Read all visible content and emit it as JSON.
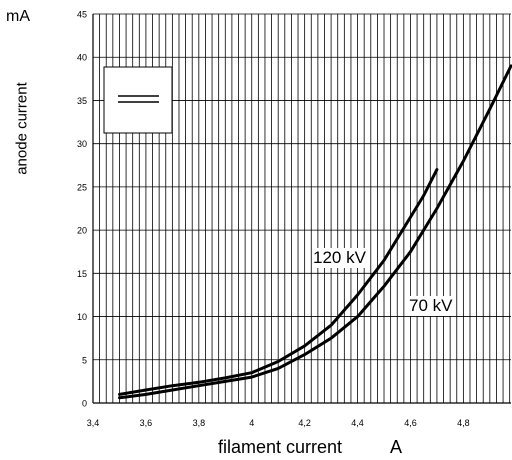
{
  "chart_data": {
    "type": "line",
    "ylabel": "anode current",
    "yunit": "mA",
    "xlabel": "filament current",
    "xunit": "A",
    "x_ticks": [
      "3,4",
      "3,6",
      "3,8",
      "4",
      "4,2",
      "4,4",
      "4,6",
      "4,8"
    ],
    "y_ticks": [
      "0",
      "5",
      "10",
      "15",
      "20",
      "25",
      "30",
      "35",
      "40",
      "45"
    ],
    "xlim": [
      3.4,
      4.98
    ],
    "ylim": [
      0,
      45
    ],
    "grid": true,
    "series": [
      {
        "name": "120 kV",
        "x": [
          3.5,
          3.6,
          3.7,
          3.8,
          3.9,
          4.0,
          4.1,
          4.2,
          4.3,
          4.4,
          4.5,
          4.6,
          4.65,
          4.7
        ],
        "y": [
          1.0,
          1.5,
          2.0,
          2.4,
          2.9,
          3.5,
          4.8,
          6.6,
          9.0,
          12.5,
          16.5,
          21.5,
          24.0,
          27.0
        ]
      },
      {
        "name": "70 kV",
        "x": [
          3.5,
          3.6,
          3.7,
          3.8,
          3.9,
          4.0,
          4.1,
          4.2,
          4.3,
          4.4,
          4.5,
          4.6,
          4.7,
          4.8,
          4.9,
          4.98
        ],
        "y": [
          0.6,
          1.0,
          1.5,
          2.0,
          2.5,
          3.0,
          4.0,
          5.6,
          7.5,
          10.0,
          13.5,
          17.5,
          22.5,
          28.0,
          34.0,
          39.0
        ]
      }
    ],
    "annotations": [
      "120 kV",
      "70 kV"
    ],
    "legend": "top-left",
    "axis_line_color": "#000000",
    "grid_color": "#000000",
    "series_color": "#000000"
  }
}
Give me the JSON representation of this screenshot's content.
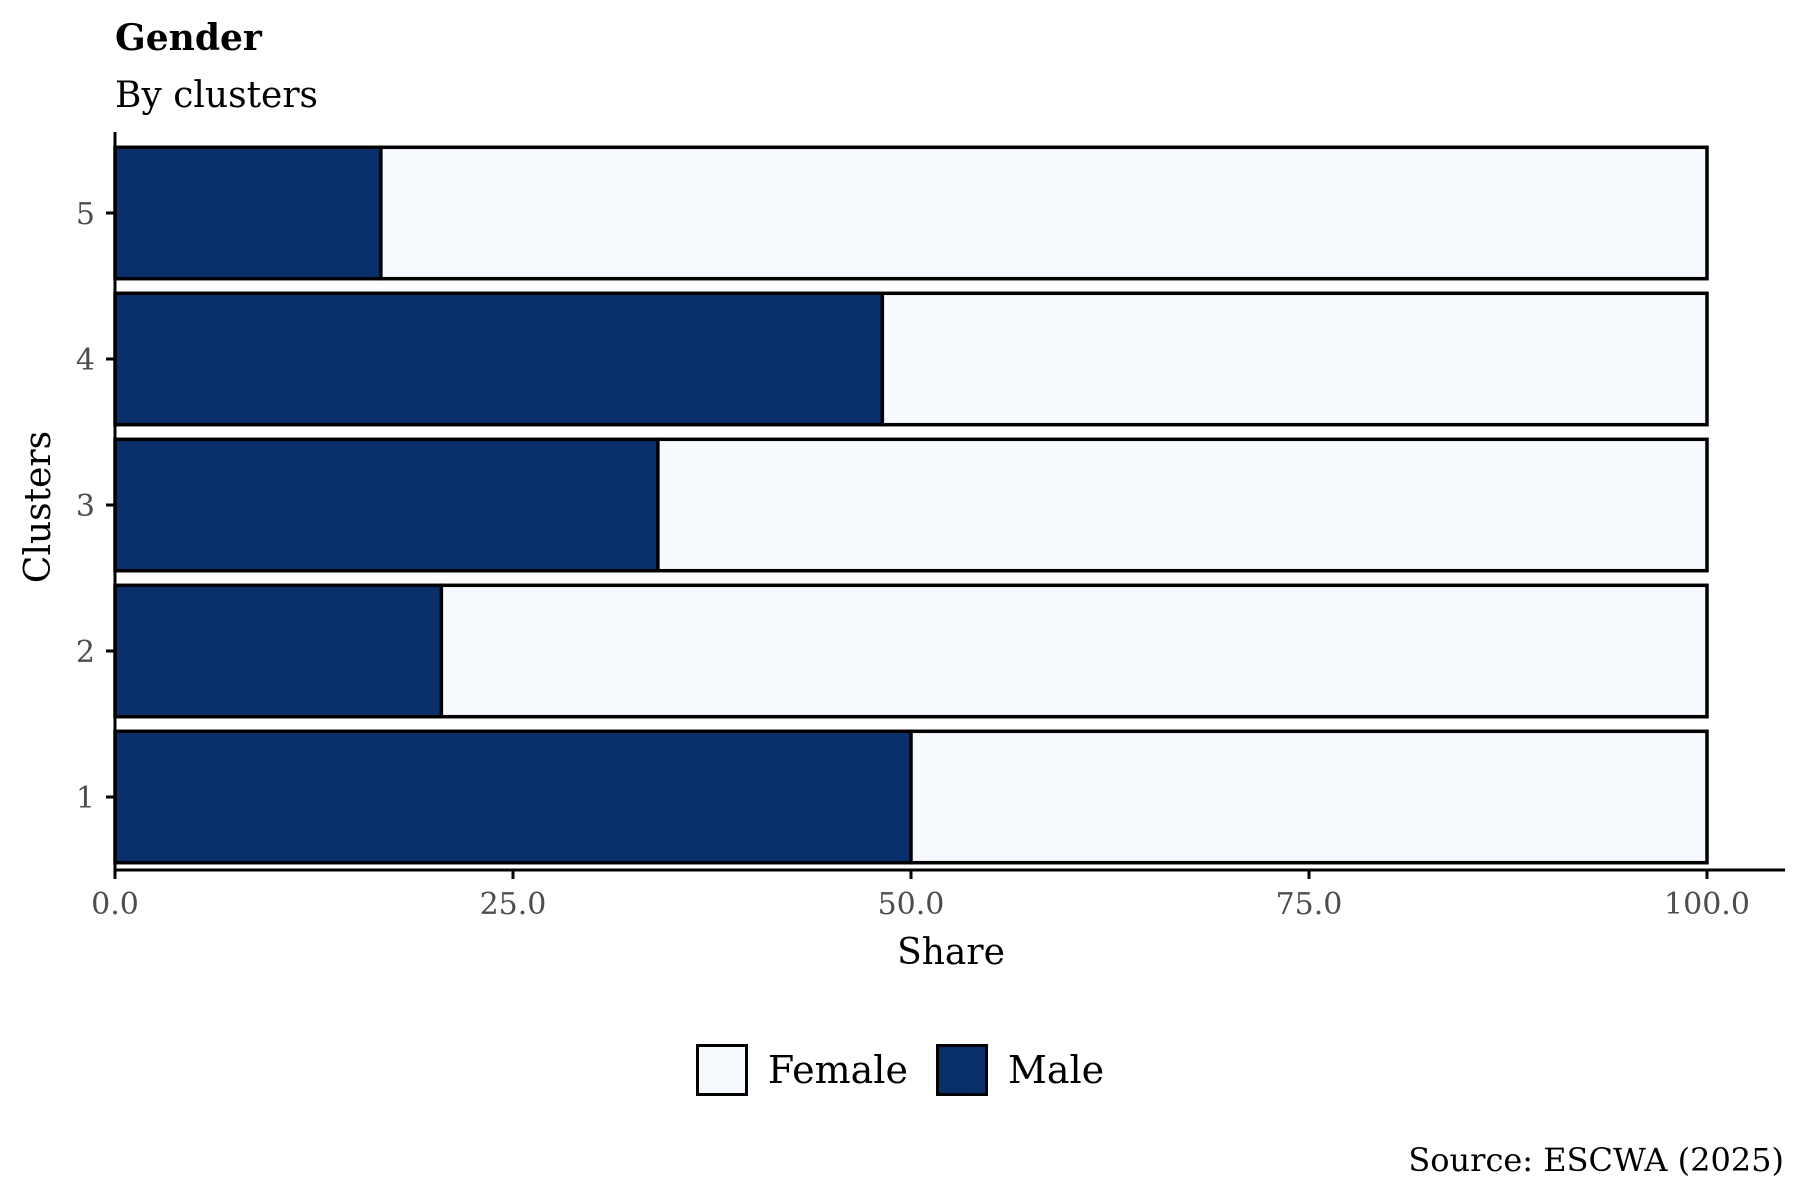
{
  "chart_data": {
    "type": "bar",
    "orientation": "horizontal",
    "stacked": true,
    "title": "Gender",
    "subtitle": "By clusters",
    "xlabel": "Share",
    "ylabel": "Clusters",
    "xlim": [
      0,
      100
    ],
    "x_ticks": [
      "0.0",
      "25.0",
      "50.0",
      "75.0",
      "100.0"
    ],
    "x_tick_values": [
      0,
      25,
      50,
      75,
      100
    ],
    "categories": [
      "1",
      "2",
      "3",
      "4",
      "5"
    ],
    "series": [
      {
        "name": "Male",
        "values": [
          50.0,
          20.5,
          34.1,
          48.2,
          16.7
        ],
        "color": "#0a306b"
      },
      {
        "name": "Female",
        "values": [
          50.0,
          79.5,
          65.9,
          51.8,
          83.3
        ],
        "color": "#f6faff"
      }
    ],
    "legend": {
      "placement": "bottom",
      "items": [
        {
          "label": "Female",
          "color": "#f6faff"
        },
        {
          "label": "Male",
          "color": "#0a306b"
        }
      ]
    },
    "grid": false,
    "source": "Source: ESCWA (2025)"
  }
}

_ _ _ _

--- Exercise ---
Copy all of the entries verbatim, leaving out any pictures they contain.

--- Solution to this problem ---
Read all visible content and emit it as JSON.
{
  "chart_data": {
    "type": "line",
    "ylabel": "anode current",
    "yunit": "mA",
    "xlabel": "filament current",
    "xunit": "A",
    "x_ticks": [
      "3,4",
      "3,6",
      "3,8",
      "4",
      "4,2",
      "4,4",
      "4,6",
      "4,8"
    ],
    "y_ticks": [
      "0",
      "5",
      "10",
      "15",
      "20",
      "25",
      "30",
      "35",
      "40",
      "45"
    ],
    "xlim": [
      3.4,
      4.98
    ],
    "ylim": [
      0,
      45
    ],
    "grid": true,
    "series": [
      {
        "name": "120 kV",
        "x": [
          3.5,
          3.6,
          3.7,
          3.8,
          3.9,
          4.0,
          4.1,
          4.2,
          4.3,
          4.4,
          4.5,
          4.6,
          4.65,
          4.7
        ],
        "y": [
          1.0,
          1.5,
          2.0,
          2.4,
          2.9,
          3.5,
          4.8,
          6.6,
          9.0,
          12.5,
          16.5,
          21.5,
          24.0,
          27.0
        ]
      },
      {
        "name": "70 kV",
        "x": [
          3.5,
          3.6,
          3.7,
          3.8,
          3.9,
          4.0,
          4.1,
          4.2,
          4.3,
          4.4,
          4.5,
          4.6,
          4.7,
          4.8,
          4.9,
          4.98
        ],
        "y": [
          0.6,
          1.0,
          1.5,
          2.0,
          2.5,
          3.0,
          4.0,
          5.6,
          7.5,
          10.0,
          13.5,
          17.5,
          22.5,
          28.0,
          34.0,
          39.0
        ]
      }
    ],
    "annotations": [
      "120 kV",
      "70 kV"
    ],
    "legend": "top-left",
    "axis_line_color": "#000000",
    "grid_color": "#000000",
    "series_color": "#000000"
  }
}
Give me the JSON representation of this screenshot's content.
{
  "chart_data": {
    "type": "bar",
    "orientation": "horizontal",
    "stacked": true,
    "title": "Gender",
    "subtitle": "By clusters",
    "xlabel": "Share",
    "ylabel": "Clusters",
    "xlim": [
      0,
      100
    ],
    "x_ticks": [
      "0.0",
      "25.0",
      "50.0",
      "75.0",
      "100.0"
    ],
    "x_tick_values": [
      0,
      25,
      50,
      75,
      100
    ],
    "categories": [
      "1",
      "2",
      "3",
      "4",
      "5"
    ],
    "series": [
      {
        "name": "Male",
        "values": [
          50.0,
          20.5,
          34.1,
          48.2,
          16.7
        ],
        "color": "#0a306b"
      },
      {
        "name": "Female",
        "values": [
          50.0,
          79.5,
          65.9,
          51.8,
          83.3
        ],
        "color": "#f6faff"
      }
    ],
    "legend": {
      "placement": "bottom",
      "items": [
        {
          "label": "Female",
          "color": "#f6faff"
        },
        {
          "label": "Male",
          "color": "#0a306b"
        }
      ]
    },
    "grid": false,
    "source": "Source: ESCWA (2025)"
  }
}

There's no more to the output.